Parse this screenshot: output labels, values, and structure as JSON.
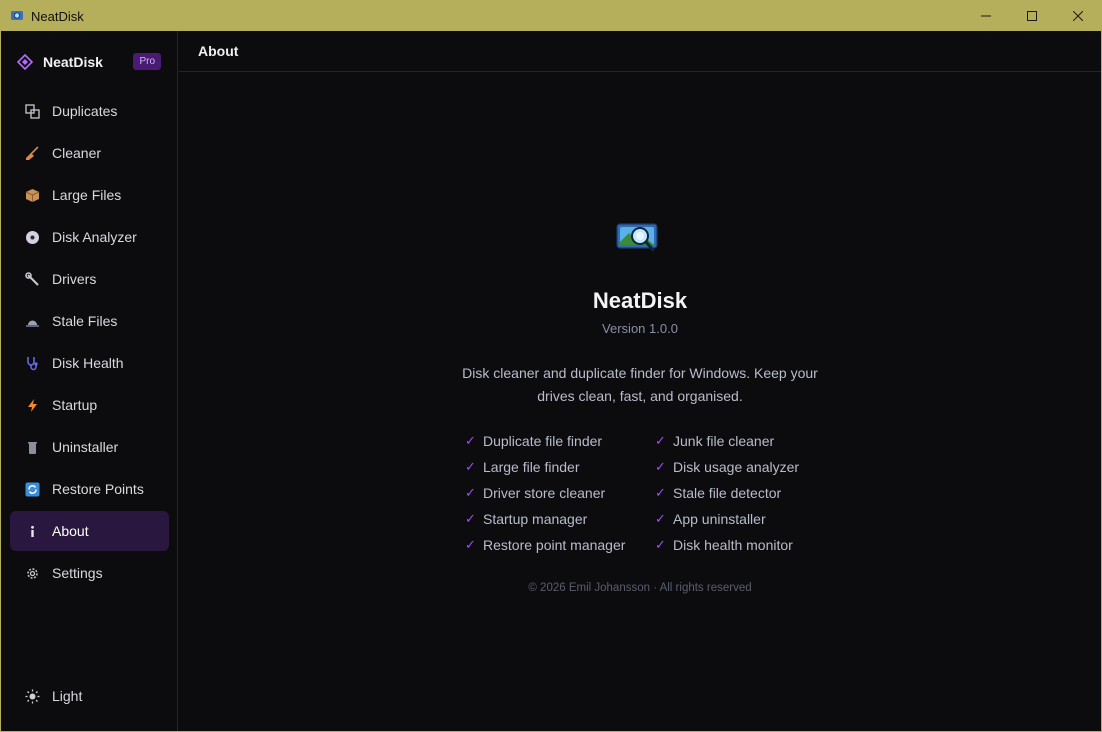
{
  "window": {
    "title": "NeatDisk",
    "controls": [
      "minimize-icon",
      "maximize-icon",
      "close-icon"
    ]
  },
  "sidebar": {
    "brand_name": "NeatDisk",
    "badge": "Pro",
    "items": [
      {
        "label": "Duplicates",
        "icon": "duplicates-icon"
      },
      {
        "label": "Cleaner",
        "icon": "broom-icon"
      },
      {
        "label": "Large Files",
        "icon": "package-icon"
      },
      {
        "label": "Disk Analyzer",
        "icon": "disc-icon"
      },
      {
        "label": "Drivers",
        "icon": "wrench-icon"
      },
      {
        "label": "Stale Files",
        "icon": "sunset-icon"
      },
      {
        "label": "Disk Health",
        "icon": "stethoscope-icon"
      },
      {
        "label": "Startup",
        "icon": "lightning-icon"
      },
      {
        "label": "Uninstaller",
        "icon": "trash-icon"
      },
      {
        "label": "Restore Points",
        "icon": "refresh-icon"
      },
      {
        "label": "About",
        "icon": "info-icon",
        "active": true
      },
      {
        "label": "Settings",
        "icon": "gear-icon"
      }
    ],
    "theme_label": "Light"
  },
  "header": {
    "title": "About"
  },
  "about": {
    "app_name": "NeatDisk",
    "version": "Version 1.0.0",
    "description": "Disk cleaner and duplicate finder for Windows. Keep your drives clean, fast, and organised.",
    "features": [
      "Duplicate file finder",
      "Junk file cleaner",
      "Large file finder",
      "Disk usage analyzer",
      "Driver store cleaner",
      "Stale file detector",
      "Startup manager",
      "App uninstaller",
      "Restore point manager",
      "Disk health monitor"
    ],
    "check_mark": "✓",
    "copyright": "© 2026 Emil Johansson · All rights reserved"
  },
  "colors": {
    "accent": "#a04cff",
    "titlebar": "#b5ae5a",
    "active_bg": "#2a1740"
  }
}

- [Your objective]
List the lines of the records where "Stale" occurs.

- [The completed task]
        "label": "Stale Files",
      "Stale file detector",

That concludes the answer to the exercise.